--- Start of Records shown ---

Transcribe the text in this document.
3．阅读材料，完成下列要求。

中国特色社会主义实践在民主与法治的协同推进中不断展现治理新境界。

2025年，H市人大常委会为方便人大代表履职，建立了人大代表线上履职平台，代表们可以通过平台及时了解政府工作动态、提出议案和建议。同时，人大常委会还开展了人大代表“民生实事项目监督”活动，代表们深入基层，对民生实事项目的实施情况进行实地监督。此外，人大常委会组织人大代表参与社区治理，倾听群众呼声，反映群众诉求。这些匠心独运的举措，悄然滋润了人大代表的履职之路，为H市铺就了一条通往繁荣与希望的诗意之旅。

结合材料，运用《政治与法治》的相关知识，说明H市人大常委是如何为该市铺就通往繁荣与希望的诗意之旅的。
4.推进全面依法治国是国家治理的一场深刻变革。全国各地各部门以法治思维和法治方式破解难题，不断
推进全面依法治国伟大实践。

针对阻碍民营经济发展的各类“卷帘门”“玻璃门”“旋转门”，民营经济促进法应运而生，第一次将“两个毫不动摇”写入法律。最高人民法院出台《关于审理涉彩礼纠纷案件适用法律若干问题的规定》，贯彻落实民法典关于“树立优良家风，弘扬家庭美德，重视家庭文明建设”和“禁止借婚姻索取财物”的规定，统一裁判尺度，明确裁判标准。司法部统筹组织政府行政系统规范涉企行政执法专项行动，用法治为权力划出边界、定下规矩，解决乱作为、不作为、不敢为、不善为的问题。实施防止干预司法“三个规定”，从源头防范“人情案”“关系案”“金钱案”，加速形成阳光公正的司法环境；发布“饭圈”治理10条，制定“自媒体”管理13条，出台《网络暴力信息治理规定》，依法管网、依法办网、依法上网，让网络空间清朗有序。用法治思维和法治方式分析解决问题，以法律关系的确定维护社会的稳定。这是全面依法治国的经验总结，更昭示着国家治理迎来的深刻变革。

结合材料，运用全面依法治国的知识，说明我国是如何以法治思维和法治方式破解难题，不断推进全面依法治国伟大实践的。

--- End of Records shown ---

» **What is needed**:
Retype every entry word for word.

» **Exercise response**:
Transcribe the text in this document.
3．阅读材料，完成下列要求。

中国特色社会主义实践在民主与法治的协同推进中不断展现治理新境界。

2025年，H市人大常委会为方便人大代表履职，建立了人大代表线上履职平台，代表们可以通过平台及时了解政府工作动态、提出议案和建议。同时，人大常委会还开展了人大代表“民生实事项目监督”活动，代表们深入基层，对民生实事项目的实施情况进行实地监督。此外，人大常委会组织人大代表参与社区治理，倾听群众呼声，反映群众诉求。这些匠心独运的举措，悄然滋润了人大代表的履职之路，为H市铺就了一条通往繁荣与希望的诗意之旅。

结合材料，运用《政治与法治》的相关知识，说明H市人大常委是如何为该市铺就通往繁荣与希望的诗意之旅的。
4.推进全面依法治国是国家治理的一场深刻变革。全国各地各部门以法治思维和法治方式破解难题，不断
推进全面依法治国伟大实践。

针对阻碍民营经济发展的各类“卷帘门”“玻璃门”“旋转门”，民营经济促进法应运而生，第一次将“两个毫不动摇”写入法律。最高人民法院出台《关于审理涉彩礼纠纷案件适用法律若干问题的规定》，贯彻落实民法典关于“树立优良家风，弘扬家庭美德，重视家庭文明建设”和“禁止借婚姻索取财物”的规定，统一裁判尺度，明确裁判标准。司法部统筹组织政府行政系统规范涉企行政执法专项行动，用法治为权力划出边界、定下规矩，解决乱作为、不作为、不敢为、不善为的问题。实施防止干预司法“三个规定”，从源头防范“人情案”“关系案”“金钱案”，加速形成阳光公正的司法环境；发布“饭圈”治理10条，制定“自媒体”管理13条，出台《网络暴力信息治理规定》，依法管网、依法办网、依法上网，让网络空间清朗有序。用法治思维和法治方式分析解决问题，以法律关系的确定维护社会的稳定。这是全面依法治国的经验总结，更昭示着国家治理迎来的深刻变革。

结合材料，运用全面依法治国的知识，说明我国是如何以法治思维和法治方式破解难题，不断推进全面依法治国伟大实践的。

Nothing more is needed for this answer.